## Short task:
Return all lines where the word "source" can be found.

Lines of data
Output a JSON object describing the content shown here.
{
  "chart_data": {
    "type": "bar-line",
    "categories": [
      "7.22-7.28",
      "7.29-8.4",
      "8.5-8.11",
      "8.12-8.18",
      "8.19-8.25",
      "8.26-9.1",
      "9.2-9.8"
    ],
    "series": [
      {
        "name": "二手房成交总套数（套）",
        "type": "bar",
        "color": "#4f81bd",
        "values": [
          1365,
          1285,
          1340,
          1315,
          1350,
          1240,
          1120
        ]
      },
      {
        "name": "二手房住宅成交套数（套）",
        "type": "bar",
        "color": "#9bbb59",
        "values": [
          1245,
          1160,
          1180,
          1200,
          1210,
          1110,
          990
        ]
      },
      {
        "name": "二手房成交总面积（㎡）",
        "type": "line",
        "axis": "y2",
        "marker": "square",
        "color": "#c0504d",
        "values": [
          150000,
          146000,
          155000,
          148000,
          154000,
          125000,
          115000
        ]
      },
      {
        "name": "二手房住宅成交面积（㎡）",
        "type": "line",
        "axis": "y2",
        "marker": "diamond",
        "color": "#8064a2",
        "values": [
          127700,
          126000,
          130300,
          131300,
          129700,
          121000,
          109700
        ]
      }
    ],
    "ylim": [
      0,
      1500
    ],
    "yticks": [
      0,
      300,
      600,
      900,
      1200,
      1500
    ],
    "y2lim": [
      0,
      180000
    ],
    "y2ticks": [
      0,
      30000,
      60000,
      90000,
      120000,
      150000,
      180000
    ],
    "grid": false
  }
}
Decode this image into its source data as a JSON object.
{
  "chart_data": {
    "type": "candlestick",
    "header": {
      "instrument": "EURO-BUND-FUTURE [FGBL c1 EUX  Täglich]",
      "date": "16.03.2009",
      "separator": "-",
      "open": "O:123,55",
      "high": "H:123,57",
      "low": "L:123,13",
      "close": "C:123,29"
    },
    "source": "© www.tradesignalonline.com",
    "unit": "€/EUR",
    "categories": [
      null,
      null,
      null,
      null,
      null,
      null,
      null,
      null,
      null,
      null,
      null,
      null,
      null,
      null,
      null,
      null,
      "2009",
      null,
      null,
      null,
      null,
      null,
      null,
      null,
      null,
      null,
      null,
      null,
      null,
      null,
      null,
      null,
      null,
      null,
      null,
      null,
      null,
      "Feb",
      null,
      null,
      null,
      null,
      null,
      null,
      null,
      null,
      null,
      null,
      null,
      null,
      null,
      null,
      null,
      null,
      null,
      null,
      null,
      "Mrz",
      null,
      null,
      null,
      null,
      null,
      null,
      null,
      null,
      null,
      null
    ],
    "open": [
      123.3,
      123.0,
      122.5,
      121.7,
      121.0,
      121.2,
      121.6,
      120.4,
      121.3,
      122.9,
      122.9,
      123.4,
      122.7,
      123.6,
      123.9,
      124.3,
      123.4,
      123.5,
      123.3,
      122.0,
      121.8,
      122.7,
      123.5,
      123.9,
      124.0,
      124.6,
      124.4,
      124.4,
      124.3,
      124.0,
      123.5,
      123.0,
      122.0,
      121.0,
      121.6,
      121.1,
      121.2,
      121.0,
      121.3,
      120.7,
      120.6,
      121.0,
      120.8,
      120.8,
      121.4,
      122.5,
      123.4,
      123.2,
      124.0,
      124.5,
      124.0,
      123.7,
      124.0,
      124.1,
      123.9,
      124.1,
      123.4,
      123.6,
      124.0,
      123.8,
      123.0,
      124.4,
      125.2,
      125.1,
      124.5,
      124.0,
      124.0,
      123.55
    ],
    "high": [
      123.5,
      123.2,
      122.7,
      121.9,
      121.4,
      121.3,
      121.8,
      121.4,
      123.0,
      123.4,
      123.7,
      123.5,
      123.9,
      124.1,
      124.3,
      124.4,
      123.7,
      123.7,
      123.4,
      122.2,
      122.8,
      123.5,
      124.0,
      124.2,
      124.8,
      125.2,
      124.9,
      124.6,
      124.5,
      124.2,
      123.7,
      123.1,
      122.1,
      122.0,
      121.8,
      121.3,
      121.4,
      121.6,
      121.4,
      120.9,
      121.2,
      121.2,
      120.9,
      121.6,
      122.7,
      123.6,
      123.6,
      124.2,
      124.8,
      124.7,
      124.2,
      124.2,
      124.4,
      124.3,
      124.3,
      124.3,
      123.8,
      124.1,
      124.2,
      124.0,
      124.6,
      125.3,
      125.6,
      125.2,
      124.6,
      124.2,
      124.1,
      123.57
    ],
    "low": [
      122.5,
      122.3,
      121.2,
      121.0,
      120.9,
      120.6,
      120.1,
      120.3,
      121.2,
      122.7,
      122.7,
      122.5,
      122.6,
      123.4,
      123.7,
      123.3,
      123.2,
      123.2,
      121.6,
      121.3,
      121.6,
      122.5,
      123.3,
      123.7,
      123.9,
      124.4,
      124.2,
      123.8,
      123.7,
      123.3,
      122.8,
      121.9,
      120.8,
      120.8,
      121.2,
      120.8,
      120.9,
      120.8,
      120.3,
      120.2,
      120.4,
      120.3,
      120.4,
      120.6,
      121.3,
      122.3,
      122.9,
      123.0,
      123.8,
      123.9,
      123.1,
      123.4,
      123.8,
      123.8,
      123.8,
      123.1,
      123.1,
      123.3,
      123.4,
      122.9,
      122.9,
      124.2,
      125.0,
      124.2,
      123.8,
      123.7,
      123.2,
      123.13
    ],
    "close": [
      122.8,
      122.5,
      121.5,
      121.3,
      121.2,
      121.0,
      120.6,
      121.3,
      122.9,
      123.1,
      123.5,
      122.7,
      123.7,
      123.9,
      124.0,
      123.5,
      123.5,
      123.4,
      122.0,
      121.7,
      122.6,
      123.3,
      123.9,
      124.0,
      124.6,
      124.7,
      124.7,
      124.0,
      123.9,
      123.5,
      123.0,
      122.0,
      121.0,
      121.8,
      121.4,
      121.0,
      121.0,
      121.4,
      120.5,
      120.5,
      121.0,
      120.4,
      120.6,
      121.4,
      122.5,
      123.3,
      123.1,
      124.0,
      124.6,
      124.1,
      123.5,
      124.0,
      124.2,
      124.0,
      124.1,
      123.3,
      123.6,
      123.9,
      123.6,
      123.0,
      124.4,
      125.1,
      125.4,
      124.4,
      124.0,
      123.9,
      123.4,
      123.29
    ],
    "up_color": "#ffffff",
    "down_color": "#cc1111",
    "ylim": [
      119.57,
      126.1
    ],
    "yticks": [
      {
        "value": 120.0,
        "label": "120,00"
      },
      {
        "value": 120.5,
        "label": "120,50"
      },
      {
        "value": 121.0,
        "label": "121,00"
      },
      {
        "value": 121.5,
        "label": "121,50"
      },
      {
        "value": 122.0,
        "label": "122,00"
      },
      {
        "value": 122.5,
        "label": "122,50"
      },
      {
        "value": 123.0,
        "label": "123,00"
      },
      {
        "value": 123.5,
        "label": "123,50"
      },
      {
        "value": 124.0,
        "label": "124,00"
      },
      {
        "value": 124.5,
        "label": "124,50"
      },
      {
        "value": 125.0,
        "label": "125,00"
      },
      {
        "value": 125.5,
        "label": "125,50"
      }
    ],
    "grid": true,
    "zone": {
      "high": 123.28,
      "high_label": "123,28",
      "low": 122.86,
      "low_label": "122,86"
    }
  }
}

## Written response:
Decode this image into its source data as a JSON object.
    "source": "© www.tradesignalonline.com",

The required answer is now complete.